— start DATASET ENTRIES —
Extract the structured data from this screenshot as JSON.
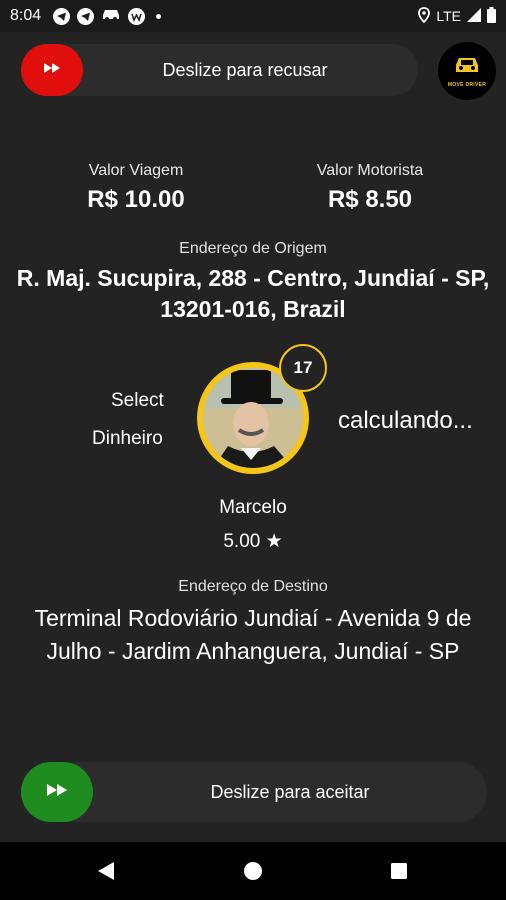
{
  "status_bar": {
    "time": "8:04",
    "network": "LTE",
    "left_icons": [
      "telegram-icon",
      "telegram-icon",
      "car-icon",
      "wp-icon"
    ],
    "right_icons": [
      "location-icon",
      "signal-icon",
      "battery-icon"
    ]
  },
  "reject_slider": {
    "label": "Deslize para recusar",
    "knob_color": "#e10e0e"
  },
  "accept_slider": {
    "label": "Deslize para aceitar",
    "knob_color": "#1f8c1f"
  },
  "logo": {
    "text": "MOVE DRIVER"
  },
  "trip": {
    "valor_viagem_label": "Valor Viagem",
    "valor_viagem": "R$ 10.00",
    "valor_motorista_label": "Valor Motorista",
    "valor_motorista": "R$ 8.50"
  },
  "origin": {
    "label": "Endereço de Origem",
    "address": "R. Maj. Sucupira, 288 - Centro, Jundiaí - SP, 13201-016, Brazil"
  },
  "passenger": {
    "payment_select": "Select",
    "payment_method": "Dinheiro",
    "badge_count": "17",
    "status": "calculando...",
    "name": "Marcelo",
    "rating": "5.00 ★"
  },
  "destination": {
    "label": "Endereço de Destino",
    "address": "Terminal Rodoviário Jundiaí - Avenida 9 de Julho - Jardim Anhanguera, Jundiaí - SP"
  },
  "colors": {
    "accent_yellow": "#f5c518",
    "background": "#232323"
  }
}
— end DATASET ENTRIES —
— start DATASET ENTRIES —
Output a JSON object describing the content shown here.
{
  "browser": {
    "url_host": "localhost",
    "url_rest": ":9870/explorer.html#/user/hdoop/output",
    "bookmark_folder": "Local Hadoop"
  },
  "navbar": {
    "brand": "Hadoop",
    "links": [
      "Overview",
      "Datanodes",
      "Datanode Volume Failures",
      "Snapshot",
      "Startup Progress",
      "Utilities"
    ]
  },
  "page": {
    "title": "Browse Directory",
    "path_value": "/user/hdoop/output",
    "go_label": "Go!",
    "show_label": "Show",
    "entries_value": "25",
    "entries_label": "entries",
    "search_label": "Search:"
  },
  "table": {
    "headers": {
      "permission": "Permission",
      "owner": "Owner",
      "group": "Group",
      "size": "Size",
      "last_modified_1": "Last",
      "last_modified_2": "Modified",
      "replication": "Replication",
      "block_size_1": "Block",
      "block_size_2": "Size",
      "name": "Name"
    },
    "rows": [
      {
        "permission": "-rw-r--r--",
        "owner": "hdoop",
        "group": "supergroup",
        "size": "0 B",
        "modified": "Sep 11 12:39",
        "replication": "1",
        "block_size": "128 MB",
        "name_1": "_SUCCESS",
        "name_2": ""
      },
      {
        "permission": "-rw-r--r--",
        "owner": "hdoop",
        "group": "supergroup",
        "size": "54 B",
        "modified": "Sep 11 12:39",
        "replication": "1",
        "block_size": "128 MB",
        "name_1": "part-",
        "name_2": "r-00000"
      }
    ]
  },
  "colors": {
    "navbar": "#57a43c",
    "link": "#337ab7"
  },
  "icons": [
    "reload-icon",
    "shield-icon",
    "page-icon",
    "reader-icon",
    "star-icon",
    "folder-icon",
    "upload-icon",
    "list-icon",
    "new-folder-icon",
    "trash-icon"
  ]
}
— end DATASET ENTRIES —
Take each line of the material that contains the word "JSON" and list it.

Extract the structured data from this screenshot as JSON.
Output a JSON object describing the content shown here.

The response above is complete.